* Problem details
Which lines of the records contain the string "fahrenheit"? Show each of those lines in full.

* Data to process
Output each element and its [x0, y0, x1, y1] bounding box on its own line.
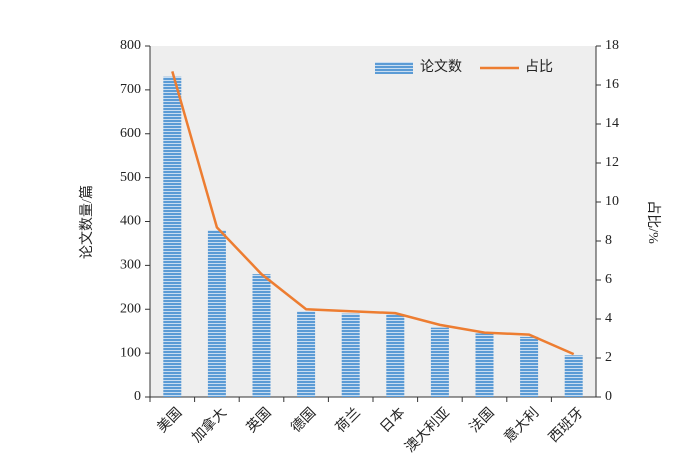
y-tick-label: 700	[120, 82, 141, 97]
x-tick-label: 英国	[243, 404, 275, 436]
y2-tick-label: 16	[605, 77, 619, 92]
x-tick-label: 意大利	[500, 404, 542, 446]
y2-tick-label: 14	[605, 116, 619, 131]
x-tick-label: 西班牙	[546, 405, 587, 446]
x-tick-label: 美国	[154, 405, 185, 436]
bar	[252, 274, 271, 397]
bar	[564, 355, 583, 397]
y-tick-label: 200	[120, 301, 141, 316]
y2-tick-label: 2	[605, 350, 612, 365]
y-tick-label: 0	[134, 389, 141, 404]
y2-tick-label: 8	[605, 233, 612, 248]
bar	[341, 313, 360, 397]
bar	[207, 230, 226, 397]
line-series	[171, 71, 575, 356]
y-axis-label: 论文数量/篇	[79, 185, 95, 259]
bar	[475, 333, 494, 397]
y-tick-label: 300	[120, 258, 141, 273]
y2-tick-label: 4	[605, 311, 612, 326]
bar	[520, 336, 539, 397]
y2-tick-label: 6	[605, 272, 612, 287]
legend-swatch	[375, 62, 413, 74]
bar	[297, 311, 316, 397]
y2-tick-label: 10	[605, 194, 619, 209]
x-tick-label: 荷兰	[333, 405, 364, 436]
bar	[386, 314, 405, 397]
x-tick-label: 加拿大	[188, 404, 230, 446]
x-tick-label: 德国	[288, 405, 319, 436]
y-tick-label: 600	[120, 126, 141, 141]
bar	[430, 327, 449, 397]
y-tick-label: 100	[120, 345, 141, 360]
y2-tick-label: 0	[605, 389, 612, 404]
bar	[163, 76, 182, 398]
legend-label: 占比	[525, 59, 553, 75]
y-tick-label: 400	[120, 214, 141, 229]
x-tick-label: 澳大利亚	[402, 405, 453, 456]
legend-label: 论文数	[420, 59, 462, 75]
x-tick-label: 法国	[466, 405, 497, 436]
y-tick-label: 500	[120, 170, 141, 185]
y-tick-label: 800	[120, 38, 141, 53]
y2-axis-label: 占比/%	[645, 200, 661, 244]
y2-tick-label: 12	[605, 155, 619, 170]
x-tick-label: 日本	[377, 405, 408, 436]
y2-tick-label: 18	[605, 38, 619, 53]
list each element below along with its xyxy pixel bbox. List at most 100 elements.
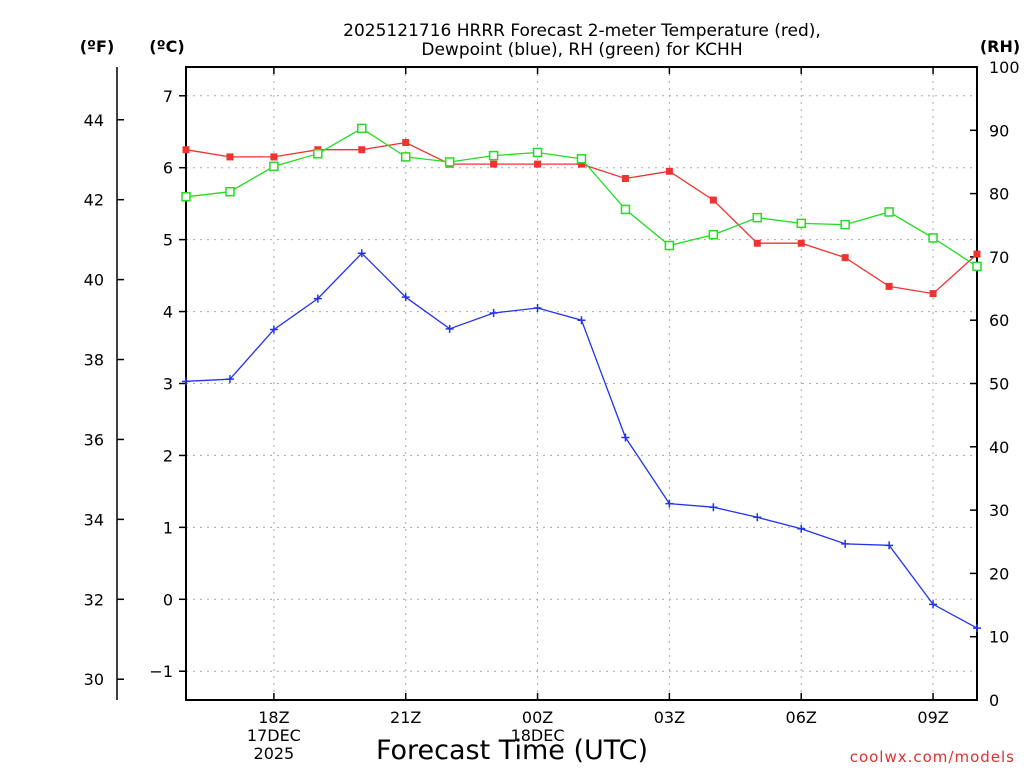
- dewpoint-point: [929, 600, 938, 609]
- 2-meter-temperature-point: [973, 250, 981, 258]
- rh-point: [576, 154, 587, 164]
- dewpoint-point: [797, 524, 806, 533]
- 2-meter-temperature-point: [226, 153, 234, 161]
- dewpoint-point: [357, 249, 366, 258]
- rh-point: [357, 123, 367, 134]
- rh-point: [796, 218, 806, 229]
- rh-point: [269, 161, 279, 172]
- rh-point: [972, 261, 982, 272]
- credit-text: coolwx.com/models: [850, 748, 1015, 766]
- rh-tick-label: 80: [989, 185, 1009, 204]
- celsius-tick-label: 0: [163, 590, 173, 609]
- fahrenheit-tick-label: 40: [84, 271, 104, 290]
- dewpoint-point: [489, 309, 498, 318]
- rh-tick-label: 60: [989, 311, 1009, 330]
- celsius-axis: −1 0 1 2 3 4 5 6 7: [149, 87, 186, 681]
- fahrenheit-tick-label: 34: [84, 510, 104, 529]
- 2-meter-temperature-point: [490, 160, 498, 168]
- 2-meter-temperature-point: [841, 254, 849, 262]
- 2-meter-temperature-point: [402, 139, 410, 147]
- fahrenheit-axis: 30 32 34 36 38 40 42 44: [84, 111, 124, 689]
- fahrenheit-tick-label: 32: [84, 590, 104, 609]
- 2-meter-temperature-point: [665, 167, 673, 175]
- celsius-tick-label: 1: [163, 518, 173, 537]
- time-tick-label: 06Z: [786, 708, 817, 727]
- celsius-tick-label: 3: [163, 375, 173, 394]
- time-tick-label: 09Z: [917, 708, 948, 727]
- dewpoint-point: [269, 325, 278, 334]
- dewpoint-point: [577, 316, 586, 325]
- rh-point: [444, 157, 455, 167]
- fahrenheit-tick-label: 38: [84, 351, 104, 370]
- 2-meter-temperature-point: [270, 153, 278, 161]
- fahrenheit-tick-label: 36: [84, 430, 104, 449]
- dewpoint-point: [225, 375, 234, 384]
- rh-point: [840, 219, 850, 230]
- time-tick-label: 21Z: [390, 708, 421, 727]
- dewpoint-line: [185, 252, 978, 629]
- time-tick-label: 2025: [254, 744, 295, 763]
- time-tick-label: 18Z: [258, 708, 289, 727]
- celsius-tick-label: 2: [163, 446, 173, 465]
- rh-axis: 0 10 20 30 40 50 60 70 80 90 100: [970, 58, 1020, 710]
- rh-tick-label: 50: [989, 375, 1009, 394]
- dewpoint-point: [665, 499, 674, 508]
- fahrenheit-tick-label: 30: [84, 670, 104, 689]
- rh-tick-label: 10: [989, 628, 1009, 647]
- 2-meter-temperature-point: [534, 160, 542, 168]
- 2-meter-temperature-point: [621, 174, 629, 182]
- dewpoint-point: [313, 294, 322, 303]
- 2-meter-temperature-point: [797, 239, 805, 247]
- dewpoint-point: [401, 293, 410, 302]
- rh-tick-label: 100: [989, 58, 1020, 77]
- dewpoint-point: [621, 433, 630, 442]
- dewpoint-point: [753, 513, 762, 522]
- celsius-tick-label: 6: [163, 159, 173, 178]
- dewpoint-point: [709, 503, 718, 512]
- celsius-unit-label: (ºC): [149, 37, 184, 56]
- celsius-tick-label: 7: [163, 87, 173, 106]
- fahrenheit-unit-label: (ºF): [80, 37, 115, 56]
- 2-meter-temperature-point: [885, 282, 893, 290]
- dewpoint-point: [841, 539, 850, 548]
- series-layer: [181, 123, 982, 633]
- rh-line: [185, 127, 978, 267]
- dewpoint-point: [445, 324, 454, 333]
- celsius-tick-label: 4: [163, 303, 173, 322]
- 2-meter-temperature-point: [358, 146, 366, 154]
- 2-meter-temperature-point: [709, 196, 717, 204]
- dewpoint-point: [973, 624, 981, 633]
- fahrenheit-tick-label: 42: [84, 191, 104, 210]
- rh-tick-label: 90: [989, 121, 1009, 140]
- rh-tick-label: 0: [989, 691, 999, 710]
- rh-unit-label: (RH): [980, 37, 1020, 56]
- rh-point: [664, 240, 675, 251]
- dewpoint-point: [182, 377, 190, 386]
- time-tick-label: 18DEC: [511, 726, 565, 745]
- time-tick-label: 17DEC: [247, 726, 301, 745]
- rh-point: [752, 212, 763, 223]
- rh-point: [181, 192, 191, 202]
- rh-point: [620, 204, 631, 215]
- dewpoint-point: [533, 303, 542, 312]
- 2-meter-temperature-point: [753, 239, 761, 247]
- rh-point: [313, 148, 323, 159]
- x-axis-label: Forecast Time (UTC): [376, 735, 648, 766]
- time-tick-label: 03Z: [654, 708, 685, 727]
- 2-meter-temperature-point: [578, 160, 585, 168]
- 2-meter-temperature-point: [182, 146, 190, 154]
- celsius-tick-label: −1: [149, 662, 173, 681]
- rh-tick-label: 70: [989, 248, 1009, 267]
- rh-point: [708, 229, 719, 240]
- celsius-tick-label: 5: [163, 231, 173, 250]
- fahrenheit-tick-label: 44: [84, 111, 104, 130]
- time-tick-label: 00Z: [522, 708, 553, 727]
- chart-title-line2: Dewpoint (blue), RH (green) for KCHH: [421, 40, 742, 60]
- rh-point: [225, 186, 235, 197]
- rh-tick-label: 40: [989, 438, 1009, 457]
- rh-point: [532, 147, 543, 158]
- rh-tick-label: 20: [989, 564, 1009, 583]
- rh-point: [884, 207, 894, 217]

* Correct output
- fahrenheit-tick-label: 40: [84, 271, 104, 290]
- fahrenheit-tick-label: 34: [84, 510, 104, 529]
- fahrenheit-axis: 30 32 34 36 38 40 42 44: [84, 111, 124, 689]
- fahrenheit-tick-label: 32: [84, 590, 104, 609]
- fahrenheit-tick-label: 38: [84, 351, 104, 370]
- fahrenheit-tick-label: 36: [84, 430, 104, 449]
- fahrenheit-tick-label: 30: [84, 670, 104, 689]
- fahrenheit-unit-label: (ºF): [80, 37, 115, 56]
- fahrenheit-tick-label: 42: [84, 191, 104, 210]
- fahrenheit-tick-label: 44: [84, 111, 104, 130]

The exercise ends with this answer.